## MATERIALS PROVIDED:
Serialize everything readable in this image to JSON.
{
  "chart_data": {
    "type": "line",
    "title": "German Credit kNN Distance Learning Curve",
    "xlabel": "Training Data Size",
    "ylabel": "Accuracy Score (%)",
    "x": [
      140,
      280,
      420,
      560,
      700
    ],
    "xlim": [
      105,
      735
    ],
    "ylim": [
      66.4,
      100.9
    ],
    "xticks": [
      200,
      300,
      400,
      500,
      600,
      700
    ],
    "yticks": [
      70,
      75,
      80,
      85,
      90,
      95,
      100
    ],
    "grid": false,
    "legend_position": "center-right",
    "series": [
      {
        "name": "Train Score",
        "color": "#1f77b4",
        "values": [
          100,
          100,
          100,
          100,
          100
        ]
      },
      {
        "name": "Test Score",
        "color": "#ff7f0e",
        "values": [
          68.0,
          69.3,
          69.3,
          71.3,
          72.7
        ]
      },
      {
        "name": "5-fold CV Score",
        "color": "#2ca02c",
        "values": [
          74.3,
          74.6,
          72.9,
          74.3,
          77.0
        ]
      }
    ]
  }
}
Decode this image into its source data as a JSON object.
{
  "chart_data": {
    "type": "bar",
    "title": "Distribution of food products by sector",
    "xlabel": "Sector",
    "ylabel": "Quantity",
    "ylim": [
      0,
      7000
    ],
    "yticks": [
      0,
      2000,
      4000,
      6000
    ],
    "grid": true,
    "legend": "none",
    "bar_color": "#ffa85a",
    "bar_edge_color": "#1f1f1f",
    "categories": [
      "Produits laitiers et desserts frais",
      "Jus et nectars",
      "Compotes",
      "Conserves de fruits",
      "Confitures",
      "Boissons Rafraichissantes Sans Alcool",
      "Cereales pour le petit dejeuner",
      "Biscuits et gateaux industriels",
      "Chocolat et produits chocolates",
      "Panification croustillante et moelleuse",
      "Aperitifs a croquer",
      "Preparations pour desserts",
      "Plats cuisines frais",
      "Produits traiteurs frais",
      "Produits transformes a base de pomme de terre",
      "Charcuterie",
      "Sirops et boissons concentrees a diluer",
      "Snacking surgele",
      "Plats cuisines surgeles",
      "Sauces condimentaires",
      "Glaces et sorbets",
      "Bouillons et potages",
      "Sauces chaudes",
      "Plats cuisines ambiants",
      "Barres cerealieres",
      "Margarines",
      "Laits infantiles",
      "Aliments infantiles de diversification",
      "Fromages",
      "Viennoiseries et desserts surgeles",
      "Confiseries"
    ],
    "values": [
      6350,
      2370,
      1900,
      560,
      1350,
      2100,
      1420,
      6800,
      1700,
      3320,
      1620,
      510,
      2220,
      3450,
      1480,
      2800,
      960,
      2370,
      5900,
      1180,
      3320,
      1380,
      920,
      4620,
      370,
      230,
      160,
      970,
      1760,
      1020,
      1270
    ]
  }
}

## WHAT IS ASKED:
Gather all lines of the records that include the word "Score".

## SOLUTION:
    "ylabel": "Accuracy Score (%)",
        "name": "Train Score",
        "name": "Test Score",
        "name": "5-fold CV Score",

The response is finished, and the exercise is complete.